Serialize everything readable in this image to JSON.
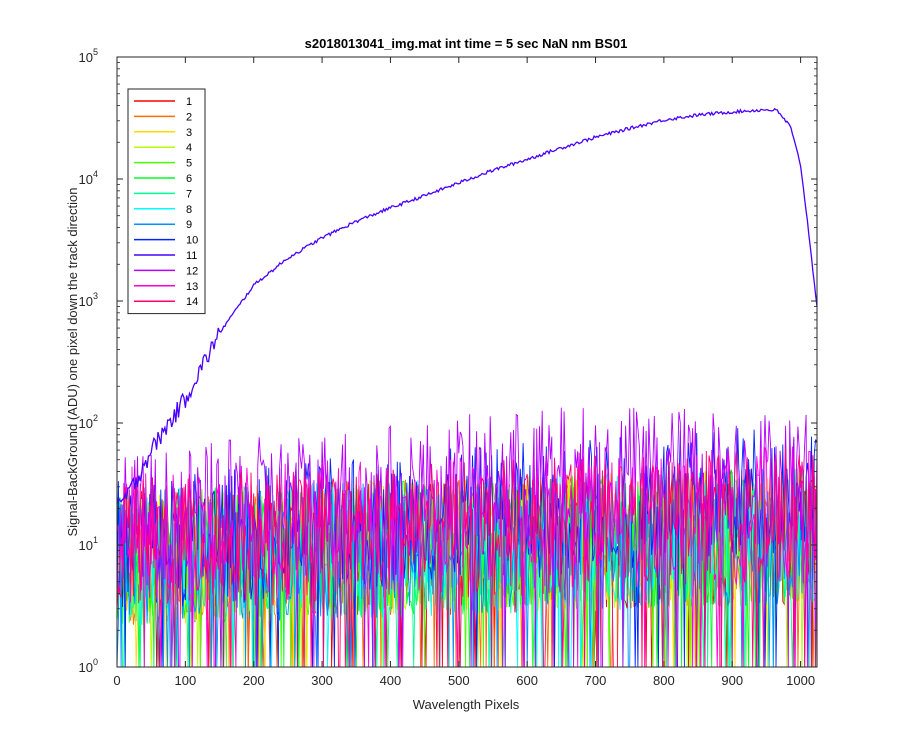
{
  "chart_data": {
    "type": "line",
    "title": "s2018013041_img.mat int time = 5 sec  NaN nm BS01",
    "xlabel": "Wavelength Pixels",
    "ylabel": "Signal-BackGround (ADU) one pixel down the track direction",
    "xlim": [
      0,
      1024
    ],
    "ylim": [
      1,
      100000
    ],
    "yscale": "log",
    "grid": false,
    "legend_location": "top-left",
    "x_ticks": [
      "0",
      "100",
      "200",
      "300",
      "400",
      "500",
      "600",
      "700",
      "800",
      "900",
      "1000"
    ],
    "y_ticks": [
      {
        "base": "10",
        "exp": "0"
      },
      {
        "base": "10",
        "exp": "1"
      },
      {
        "base": "10",
        "exp": "2"
      },
      {
        "base": "10",
        "exp": "3"
      },
      {
        "base": "10",
        "exp": "4"
      },
      {
        "base": "10",
        "exp": "5"
      }
    ],
    "series": [
      {
        "name": "1",
        "color": "#ff0000",
        "profile": "noise",
        "x": [
          0,
          1024
        ],
        "y": [
          8,
          12
        ]
      },
      {
        "name": "2",
        "color": "#ff6e00",
        "profile": "noise",
        "x": [
          0,
          1024
        ],
        "y": [
          8,
          12
        ]
      },
      {
        "name": "3",
        "color": "#ffdb00",
        "profile": "noise",
        "x": [
          0,
          1024
        ],
        "y": [
          8,
          12
        ]
      },
      {
        "name": "4",
        "color": "#b6ff00",
        "profile": "noise",
        "x": [
          0,
          1024
        ],
        "y": [
          8,
          12
        ]
      },
      {
        "name": "5",
        "color": "#49ff00",
        "profile": "noise",
        "x": [
          0,
          1024
        ],
        "y": [
          8,
          12
        ]
      },
      {
        "name": "6",
        "color": "#00ff24",
        "profile": "noise",
        "x": [
          0,
          1024
        ],
        "y": [
          8,
          12
        ]
      },
      {
        "name": "7",
        "color": "#00ff92",
        "profile": "noise",
        "x": [
          0,
          1024
        ],
        "y": [
          8,
          12
        ]
      },
      {
        "name": "8",
        "color": "#00ffff",
        "profile": "noise",
        "x": [
          0,
          1024
        ],
        "y": [
          8,
          12
        ]
      },
      {
        "name": "9",
        "color": "#0092ff",
        "profile": "noise",
        "x": [
          0,
          1024
        ],
        "y": [
          8,
          12
        ]
      },
      {
        "name": "10",
        "color": "#0024ff",
        "profile": "noise",
        "x": [
          0,
          1024
        ],
        "y": [
          10,
          30
        ]
      },
      {
        "name": "11",
        "color": "#4900ff",
        "profile": "signal",
        "x": [
          0,
          20,
          50,
          100,
          150,
          200,
          250,
          300,
          350,
          400,
          450,
          500,
          550,
          600,
          650,
          700,
          750,
          800,
          850,
          900,
          950,
          965,
          985,
          1000,
          1010,
          1024
        ],
        "y": [
          20,
          28,
          60,
          160,
          550,
          1350,
          2250,
          3300,
          4500,
          5800,
          7300,
          9300,
          11800,
          14500,
          18000,
          22000,
          26000,
          30500,
          33500,
          35500,
          37000,
          36500,
          27000,
          13000,
          4500,
          900
        ]
      },
      {
        "name": "12",
        "color": "#b600ff",
        "profile": "noise",
        "x": [
          0,
          300,
          700,
          1024
        ],
        "y": [
          15,
          25,
          40,
          35
        ]
      },
      {
        "name": "13",
        "color": "#ff00db",
        "profile": "noise",
        "x": [
          0,
          1024
        ],
        "y": [
          12,
          18
        ]
      },
      {
        "name": "14",
        "color": "#ff006e",
        "profile": "noise",
        "x": [
          0,
          1024
        ],
        "y": [
          10,
          18
        ]
      }
    ]
  }
}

• • • • • • •

**DO THIS**
Could you repeat all of the material exactly? Pictures should not be copied.

**FINISHED ANSWER**
Serialize everything readable in this image to JSON.
{
  "chart_data": {
    "type": "line",
    "title": "s2018013041_img.mat int time = 5 sec  NaN nm BS01",
    "xlabel": "Wavelength Pixels",
    "ylabel": "Signal-BackGround (ADU) one pixel down the track direction",
    "xlim": [
      0,
      1024
    ],
    "ylim": [
      1,
      100000
    ],
    "yscale": "log",
    "grid": false,
    "legend_location": "top-left",
    "x_ticks": [
      "0",
      "100",
      "200",
      "300",
      "400",
      "500",
      "600",
      "700",
      "800",
      "900",
      "1000"
    ],
    "y_ticks": [
      {
        "base": "10",
        "exp": "0"
      },
      {
        "base": "10",
        "exp": "1"
      },
      {
        "base": "10",
        "exp": "2"
      },
      {
        "base": "10",
        "exp": "3"
      },
      {
        "base": "10",
        "exp": "4"
      },
      {
        "base": "10",
        "exp": "5"
      }
    ],
    "series": [
      {
        "name": "1",
        "color": "#ff0000",
        "profile": "noise",
        "x": [
          0,
          1024
        ],
        "y": [
          8,
          12
        ]
      },
      {
        "name": "2",
        "color": "#ff6e00",
        "profile": "noise",
        "x": [
          0,
          1024
        ],
        "y": [
          8,
          12
        ]
      },
      {
        "name": "3",
        "color": "#ffdb00",
        "profile": "noise",
        "x": [
          0,
          1024
        ],
        "y": [
          8,
          12
        ]
      },
      {
        "name": "4",
        "color": "#b6ff00",
        "profile": "noise",
        "x": [
          0,
          1024
        ],
        "y": [
          8,
          12
        ]
      },
      {
        "name": "5",
        "color": "#49ff00",
        "profile": "noise",
        "x": [
          0,
          1024
        ],
        "y": [
          8,
          12
        ]
      },
      {
        "name": "6",
        "color": "#00ff24",
        "profile": "noise",
        "x": [
          0,
          1024
        ],
        "y": [
          8,
          12
        ]
      },
      {
        "name": "7",
        "color": "#00ff92",
        "profile": "noise",
        "x": [
          0,
          1024
        ],
        "y": [
          8,
          12
        ]
      },
      {
        "name": "8",
        "color": "#00ffff",
        "profile": "noise",
        "x": [
          0,
          1024
        ],
        "y": [
          8,
          12
        ]
      },
      {
        "name": "9",
        "color": "#0092ff",
        "profile": "noise",
        "x": [
          0,
          1024
        ],
        "y": [
          8,
          12
        ]
      },
      {
        "name": "10",
        "color": "#0024ff",
        "profile": "noise",
        "x": [
          0,
          1024
        ],
        "y": [
          10,
          30
        ]
      },
      {
        "name": "11",
        "color": "#4900ff",
        "profile": "signal",
        "x": [
          0,
          20,
          50,
          100,
          150,
          200,
          250,
          300,
          350,
          400,
          450,
          500,
          550,
          600,
          650,
          700,
          750,
          800,
          850,
          900,
          950,
          965,
          985,
          1000,
          1010,
          1024
        ],
        "y": [
          20,
          28,
          60,
          160,
          550,
          1350,
          2250,
          3300,
          4500,
          5800,
          7300,
          9300,
          11800,
          14500,
          18000,
          22000,
          26000,
          30500,
          33500,
          35500,
          37000,
          36500,
          27000,
          13000,
          4500,
          900
        ]
      },
      {
        "name": "12",
        "color": "#b600ff",
        "profile": "noise",
        "x": [
          0,
          300,
          700,
          1024
        ],
        "y": [
          15,
          25,
          40,
          35
        ]
      },
      {
        "name": "13",
        "color": "#ff00db",
        "profile": "noise",
        "x": [
          0,
          1024
        ],
        "y": [
          12,
          18
        ]
      },
      {
        "name": "14",
        "color": "#ff006e",
        "profile": "noise",
        "x": [
          0,
          1024
        ],
        "y": [
          10,
          18
        ]
      }
    ]
  }
}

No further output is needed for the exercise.